## What this task involves
Print the data that follows exactly.

## Collected data entries

-.-.-

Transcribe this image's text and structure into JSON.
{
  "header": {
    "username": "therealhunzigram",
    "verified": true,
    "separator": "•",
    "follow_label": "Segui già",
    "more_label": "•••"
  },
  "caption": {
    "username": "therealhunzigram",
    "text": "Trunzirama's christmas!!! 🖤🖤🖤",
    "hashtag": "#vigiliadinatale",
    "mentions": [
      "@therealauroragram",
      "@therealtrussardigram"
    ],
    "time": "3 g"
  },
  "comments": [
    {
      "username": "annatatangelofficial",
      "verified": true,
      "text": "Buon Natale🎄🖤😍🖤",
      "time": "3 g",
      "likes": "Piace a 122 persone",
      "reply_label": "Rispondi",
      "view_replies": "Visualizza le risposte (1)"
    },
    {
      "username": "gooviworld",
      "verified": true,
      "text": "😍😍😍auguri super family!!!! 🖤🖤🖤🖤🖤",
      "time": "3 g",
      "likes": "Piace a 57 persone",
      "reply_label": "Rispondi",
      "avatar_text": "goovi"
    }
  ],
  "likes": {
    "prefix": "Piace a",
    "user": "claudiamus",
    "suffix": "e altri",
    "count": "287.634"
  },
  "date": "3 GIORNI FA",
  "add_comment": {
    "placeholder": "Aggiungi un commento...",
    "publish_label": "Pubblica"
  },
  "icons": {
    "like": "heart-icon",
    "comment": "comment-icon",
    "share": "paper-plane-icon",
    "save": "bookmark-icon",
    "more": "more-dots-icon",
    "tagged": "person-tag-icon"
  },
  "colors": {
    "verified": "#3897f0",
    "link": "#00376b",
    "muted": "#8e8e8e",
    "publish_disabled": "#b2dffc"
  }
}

-.-.-

## Final result
Transcribe this image's text and structure into JSON.
{
  "header": {
    "username": "therealhunzigram",
    "verified": true,
    "separator": "•",
    "follow_label": "Segui già",
    "more_label": "•••"
  },
  "caption": {
    "username": "therealhunzigram",
    "text": "Trunzirama's christmas!!! 🖤🖤🖤",
    "hashtag": "#vigiliadinatale",
    "mentions": [
      "@therealauroragram",
      "@therealtrussardigram"
    ],
    "time": "3 g"
  },
  "comments": [
    {
      "username": "annatatangelofficial",
      "verified": true,
      "text": "Buon Natale🎄🖤😍🖤",
      "time": "3 g",
      "likes": "Piace a 122 persone",
      "reply_label": "Rispondi",
      "view_replies": "Visualizza le risposte (1)"
    },
    {
      "username": "gooviworld",
      "verified": true,
      "text": "😍😍😍auguri super family!!!! 🖤🖤🖤🖤🖤",
      "time": "3 g",
      "likes": "Piace a 57 persone",
      "reply_label": "Rispondi",
      "avatar_text": "goovi"
    }
  ],
  "likes": {
    "prefix": "Piace a",
    "user": "claudiamus",
    "suffix": "e altri",
    "count": "287.634"
  },
  "date": "3 GIORNI FA",
  "add_comment": {
    "placeholder": "Aggiungi un commento...",
    "publish_label": "Pubblica"
  },
  "icons": {
    "like": "heart-icon",
    "comment": "comment-icon",
    "share": "paper-plane-icon",
    "save": "bookmark-icon",
    "more": "more-dots-icon",
    "tagged": "person-tag-icon"
  },
  "colors": {
    "verified": "#3897f0",
    "link": "#00376b",
    "muted": "#8e8e8e",
    "publish_disabled": "#b2dffc"
  }
}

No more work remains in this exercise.